→ SUPPLIED MATERIAL
※ ※ ※

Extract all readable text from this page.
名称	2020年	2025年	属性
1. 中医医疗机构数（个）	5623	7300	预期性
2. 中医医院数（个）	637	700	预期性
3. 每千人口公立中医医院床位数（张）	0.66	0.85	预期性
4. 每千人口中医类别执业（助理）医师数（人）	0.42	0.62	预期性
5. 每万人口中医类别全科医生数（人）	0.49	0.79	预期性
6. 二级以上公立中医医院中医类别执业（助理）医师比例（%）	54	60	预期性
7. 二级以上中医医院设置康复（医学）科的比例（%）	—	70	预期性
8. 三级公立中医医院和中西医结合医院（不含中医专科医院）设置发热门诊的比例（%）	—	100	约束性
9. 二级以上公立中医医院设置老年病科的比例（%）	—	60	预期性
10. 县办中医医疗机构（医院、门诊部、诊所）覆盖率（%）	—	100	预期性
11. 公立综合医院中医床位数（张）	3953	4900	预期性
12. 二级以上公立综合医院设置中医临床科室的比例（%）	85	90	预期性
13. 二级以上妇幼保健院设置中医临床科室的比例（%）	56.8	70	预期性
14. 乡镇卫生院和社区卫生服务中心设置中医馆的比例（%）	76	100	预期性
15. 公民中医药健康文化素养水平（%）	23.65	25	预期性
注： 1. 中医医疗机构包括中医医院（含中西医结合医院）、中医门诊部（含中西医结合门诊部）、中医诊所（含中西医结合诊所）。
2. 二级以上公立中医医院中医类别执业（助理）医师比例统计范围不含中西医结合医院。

※ ※ ※

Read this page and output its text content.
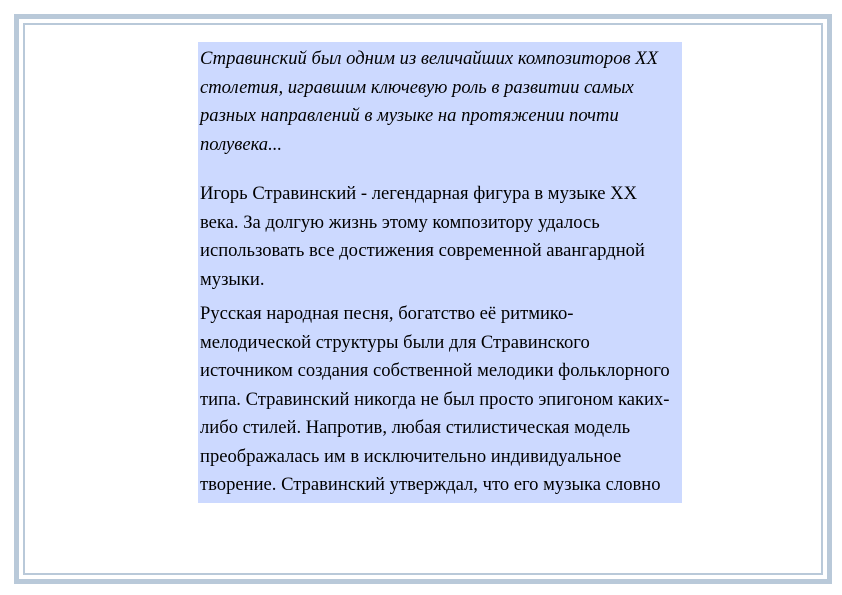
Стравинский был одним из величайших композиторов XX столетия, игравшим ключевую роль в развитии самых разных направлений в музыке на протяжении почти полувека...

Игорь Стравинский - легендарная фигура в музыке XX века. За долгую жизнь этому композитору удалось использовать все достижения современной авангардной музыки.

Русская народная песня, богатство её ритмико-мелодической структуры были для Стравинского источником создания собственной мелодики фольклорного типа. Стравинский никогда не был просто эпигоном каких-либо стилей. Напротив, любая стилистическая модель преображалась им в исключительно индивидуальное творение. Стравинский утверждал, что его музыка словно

※ ※ ※

→ OBJECTIVE
Scan the material for lines with the word "this", and copy each line you find.

→ TASK RESPONSE
Extract all readable text from this page.
Read this page and output its text content.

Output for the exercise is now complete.